● WHAT TO DO
Look for the string "this" in every line, and copy each line that has it.
——
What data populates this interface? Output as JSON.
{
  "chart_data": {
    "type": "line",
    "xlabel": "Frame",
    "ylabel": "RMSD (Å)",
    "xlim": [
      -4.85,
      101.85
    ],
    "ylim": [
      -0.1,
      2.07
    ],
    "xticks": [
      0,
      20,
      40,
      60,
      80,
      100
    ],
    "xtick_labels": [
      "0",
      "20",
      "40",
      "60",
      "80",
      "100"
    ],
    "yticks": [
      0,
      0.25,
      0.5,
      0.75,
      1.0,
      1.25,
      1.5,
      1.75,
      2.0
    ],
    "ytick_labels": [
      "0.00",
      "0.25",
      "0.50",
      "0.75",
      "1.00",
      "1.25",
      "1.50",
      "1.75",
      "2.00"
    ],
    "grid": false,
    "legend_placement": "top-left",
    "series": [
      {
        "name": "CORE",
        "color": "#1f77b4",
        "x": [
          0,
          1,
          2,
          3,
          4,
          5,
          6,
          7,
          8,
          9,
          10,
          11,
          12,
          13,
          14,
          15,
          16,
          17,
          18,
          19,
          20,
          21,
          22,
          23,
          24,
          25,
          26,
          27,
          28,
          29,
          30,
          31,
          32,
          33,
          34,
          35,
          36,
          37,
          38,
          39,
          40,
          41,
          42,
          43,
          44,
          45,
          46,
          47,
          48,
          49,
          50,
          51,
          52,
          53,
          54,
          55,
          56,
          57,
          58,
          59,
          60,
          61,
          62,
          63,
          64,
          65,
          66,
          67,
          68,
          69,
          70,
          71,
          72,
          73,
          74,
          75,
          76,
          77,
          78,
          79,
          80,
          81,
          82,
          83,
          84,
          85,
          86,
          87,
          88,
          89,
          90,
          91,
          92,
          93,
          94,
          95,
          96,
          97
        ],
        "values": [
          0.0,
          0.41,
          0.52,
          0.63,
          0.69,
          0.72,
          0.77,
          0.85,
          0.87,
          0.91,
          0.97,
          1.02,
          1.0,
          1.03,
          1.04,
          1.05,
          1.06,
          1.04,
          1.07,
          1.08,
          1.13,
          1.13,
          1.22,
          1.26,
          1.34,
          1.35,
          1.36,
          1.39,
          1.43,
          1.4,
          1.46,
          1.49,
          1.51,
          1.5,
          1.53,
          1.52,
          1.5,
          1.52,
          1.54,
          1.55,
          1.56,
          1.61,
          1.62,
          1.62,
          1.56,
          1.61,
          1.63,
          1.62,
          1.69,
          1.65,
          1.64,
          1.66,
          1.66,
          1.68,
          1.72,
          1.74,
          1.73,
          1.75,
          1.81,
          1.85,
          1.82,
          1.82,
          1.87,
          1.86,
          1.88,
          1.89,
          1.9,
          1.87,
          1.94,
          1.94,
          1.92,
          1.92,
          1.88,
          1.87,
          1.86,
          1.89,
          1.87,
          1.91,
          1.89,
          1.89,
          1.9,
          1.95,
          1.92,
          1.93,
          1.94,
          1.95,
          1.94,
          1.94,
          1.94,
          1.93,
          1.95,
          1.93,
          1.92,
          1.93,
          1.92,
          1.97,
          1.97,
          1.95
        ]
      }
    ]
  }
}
——
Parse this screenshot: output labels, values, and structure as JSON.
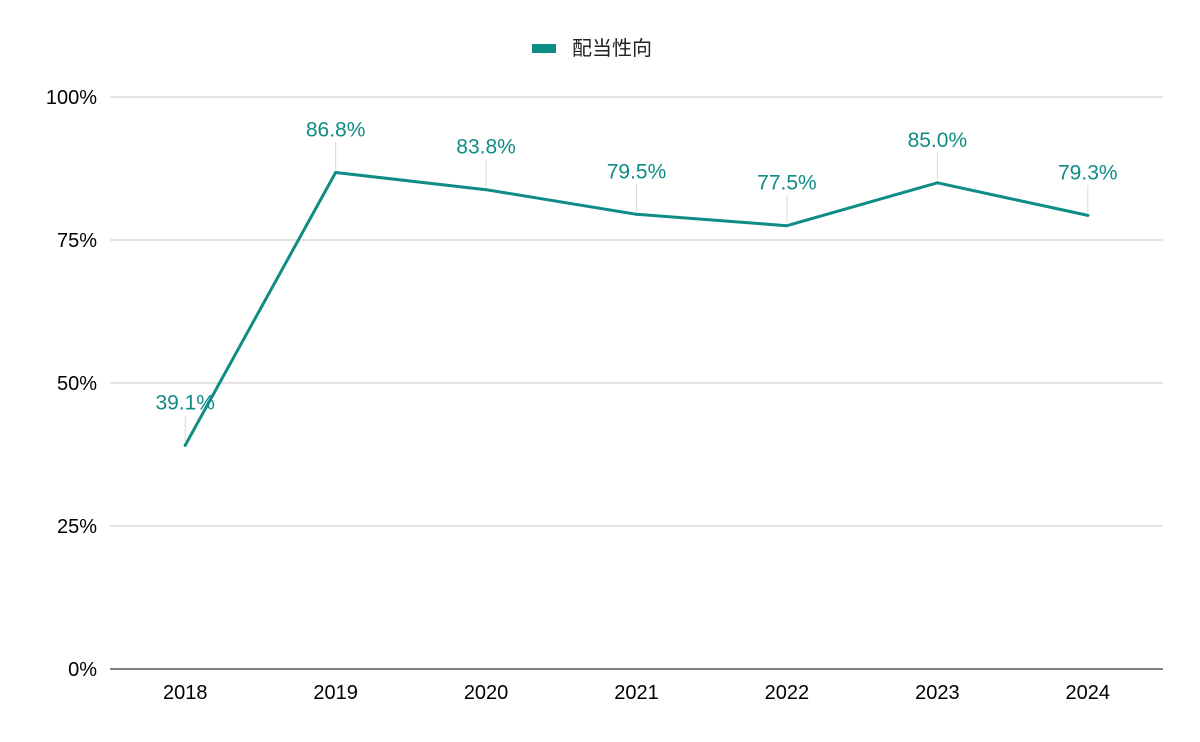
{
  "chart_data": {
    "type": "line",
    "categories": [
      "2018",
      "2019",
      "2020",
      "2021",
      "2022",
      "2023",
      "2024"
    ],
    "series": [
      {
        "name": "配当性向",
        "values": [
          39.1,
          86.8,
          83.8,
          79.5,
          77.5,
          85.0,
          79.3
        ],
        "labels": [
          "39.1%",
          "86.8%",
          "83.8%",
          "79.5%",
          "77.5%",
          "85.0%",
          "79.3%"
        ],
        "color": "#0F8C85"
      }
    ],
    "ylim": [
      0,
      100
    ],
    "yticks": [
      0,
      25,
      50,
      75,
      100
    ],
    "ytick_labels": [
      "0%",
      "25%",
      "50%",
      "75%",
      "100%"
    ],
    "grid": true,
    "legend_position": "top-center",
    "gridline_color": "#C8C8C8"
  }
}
——
● RESULT
What data populates this interface? Output as JSON.
Parse this screenshot: output labels, values, and structure as JSON.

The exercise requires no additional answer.